-- Start Task material --
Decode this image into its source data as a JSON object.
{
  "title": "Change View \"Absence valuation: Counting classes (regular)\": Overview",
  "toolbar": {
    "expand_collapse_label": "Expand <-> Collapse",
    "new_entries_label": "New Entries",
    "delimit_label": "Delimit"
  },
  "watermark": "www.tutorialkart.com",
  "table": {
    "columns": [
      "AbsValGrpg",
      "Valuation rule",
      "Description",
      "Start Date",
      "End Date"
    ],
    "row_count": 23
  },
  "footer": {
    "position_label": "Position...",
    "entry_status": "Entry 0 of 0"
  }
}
-- End Task material --
> Short problem
Reproduce each entry exactly, leaving out nothing.

> Output of the task
Decode this image into its source data as a JSON object.
{
  "title": "Change View \"Absence valuation: Counting classes (regular)\": Overview",
  "toolbar": {
    "expand_collapse_label": "Expand <-> Collapse",
    "new_entries_label": "New Entries",
    "delimit_label": "Delimit"
  },
  "watermark": "www.tutorialkart.com",
  "table": {
    "columns": [
      "AbsValGrpg",
      "Valuation rule",
      "Description",
      "Start Date",
      "End Date"
    ],
    "row_count": 23
  },
  "footer": {
    "position_label": "Position...",
    "entry_status": "Entry 0 of 0"
  }
}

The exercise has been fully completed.